### [Short task]
Reproduce every entry exactly as shown.
______
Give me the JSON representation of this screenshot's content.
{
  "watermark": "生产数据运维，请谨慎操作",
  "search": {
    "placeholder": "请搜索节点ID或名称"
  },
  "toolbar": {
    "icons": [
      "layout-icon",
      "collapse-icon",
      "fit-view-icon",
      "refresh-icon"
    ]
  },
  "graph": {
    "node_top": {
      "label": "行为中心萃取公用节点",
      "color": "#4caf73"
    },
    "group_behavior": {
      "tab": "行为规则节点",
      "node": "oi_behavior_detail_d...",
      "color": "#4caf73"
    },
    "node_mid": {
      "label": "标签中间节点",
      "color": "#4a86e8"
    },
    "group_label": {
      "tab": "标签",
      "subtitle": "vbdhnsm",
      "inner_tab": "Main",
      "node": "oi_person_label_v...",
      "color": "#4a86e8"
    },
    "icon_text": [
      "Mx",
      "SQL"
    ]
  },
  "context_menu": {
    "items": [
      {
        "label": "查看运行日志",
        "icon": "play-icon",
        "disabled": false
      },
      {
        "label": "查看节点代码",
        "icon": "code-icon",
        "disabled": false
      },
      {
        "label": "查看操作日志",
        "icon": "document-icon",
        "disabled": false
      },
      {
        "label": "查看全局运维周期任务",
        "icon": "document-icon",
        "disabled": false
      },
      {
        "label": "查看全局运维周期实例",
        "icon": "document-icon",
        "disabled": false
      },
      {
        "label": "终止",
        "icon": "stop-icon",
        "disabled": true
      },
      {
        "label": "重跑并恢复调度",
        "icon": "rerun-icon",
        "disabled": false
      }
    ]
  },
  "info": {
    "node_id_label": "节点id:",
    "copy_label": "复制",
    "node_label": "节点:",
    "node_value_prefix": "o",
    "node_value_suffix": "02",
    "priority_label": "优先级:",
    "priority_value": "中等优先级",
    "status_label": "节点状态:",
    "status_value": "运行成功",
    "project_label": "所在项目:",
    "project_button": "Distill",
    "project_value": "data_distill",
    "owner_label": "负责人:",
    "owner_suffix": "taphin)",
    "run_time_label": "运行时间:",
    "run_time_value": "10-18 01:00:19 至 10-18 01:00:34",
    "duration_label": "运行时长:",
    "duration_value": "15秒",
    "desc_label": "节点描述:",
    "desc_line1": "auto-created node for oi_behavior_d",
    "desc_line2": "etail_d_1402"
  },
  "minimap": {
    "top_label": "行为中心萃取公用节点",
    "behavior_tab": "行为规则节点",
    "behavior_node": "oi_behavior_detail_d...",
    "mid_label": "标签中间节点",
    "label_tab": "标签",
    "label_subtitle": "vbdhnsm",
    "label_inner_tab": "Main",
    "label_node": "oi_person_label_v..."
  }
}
______
### [Answer to the exercise]
Give me the JSON representation of this screenshot's content.
{
  "watermark": "生产数据运维，请谨慎操作",
  "search": {
    "placeholder": "请搜索节点ID或名称"
  },
  "toolbar": {
    "icons": [
      "layout-icon",
      "collapse-icon",
      "fit-view-icon",
      "refresh-icon"
    ]
  },
  "graph": {
    "node_top": {
      "label": "行为中心萃取公用节点",
      "color": "#4caf73"
    },
    "group_behavior": {
      "tab": "行为规则节点",
      "node": "oi_behavior_detail_d...",
      "color": "#4caf73"
    },
    "node_mid": {
      "label": "标签中间节点",
      "color": "#4a86e8"
    },
    "group_label": {
      "tab": "标签",
      "subtitle": "vbdhnsm",
      "inner_tab": "Main",
      "node": "oi_person_label_v...",
      "color": "#4a86e8"
    },
    "icon_text": [
      "Mx",
      "SQL"
    ]
  },
  "context_menu": {
    "items": [
      {
        "label": "查看运行日志",
        "icon": "play-icon",
        "disabled": false
      },
      {
        "label": "查看节点代码",
        "icon": "code-icon",
        "disabled": false
      },
      {
        "label": "查看操作日志",
        "icon": "document-icon",
        "disabled": false
      },
      {
        "label": "查看全局运维周期任务",
        "icon": "document-icon",
        "disabled": false
      },
      {
        "label": "查看全局运维周期实例",
        "icon": "document-icon",
        "disabled": false
      },
      {
        "label": "终止",
        "icon": "stop-icon",
        "disabled": true
      },
      {
        "label": "重跑并恢复调度",
        "icon": "rerun-icon",
        "disabled": false
      }
    ]
  },
  "info": {
    "node_id_label": "节点id:",
    "copy_label": "复制",
    "node_label": "节点:",
    "node_value_prefix": "o",
    "node_value_suffix": "02",
    "priority_label": "优先级:",
    "priority_value": "中等优先级",
    "status_label": "节点状态:",
    "status_value": "运行成功",
    "project_label": "所在项目:",
    "project_button": "Distill",
    "project_value": "data_distill",
    "owner_label": "负责人:",
    "owner_suffix": "taphin)",
    "run_time_label": "运行时间:",
    "run_time_value": "10-18 01:00:19 至 10-18 01:00:34",
    "duration_label": "运行时长:",
    "duration_value": "15秒",
    "desc_label": "节点描述:",
    "desc_line1": "auto-created node for oi_behavior_d",
    "desc_line2": "etail_d_1402"
  },
  "minimap": {
    "top_label": "行为中心萃取公用节点",
    "behavior_tab": "行为规则节点",
    "behavior_node": "oi_behavior_detail_d...",
    "mid_label": "标签中间节点",
    "label_tab": "标签",
    "label_subtitle": "vbdhnsm",
    "label_inner_tab": "Main",
    "label_node": "oi_person_label_v..."
  }
}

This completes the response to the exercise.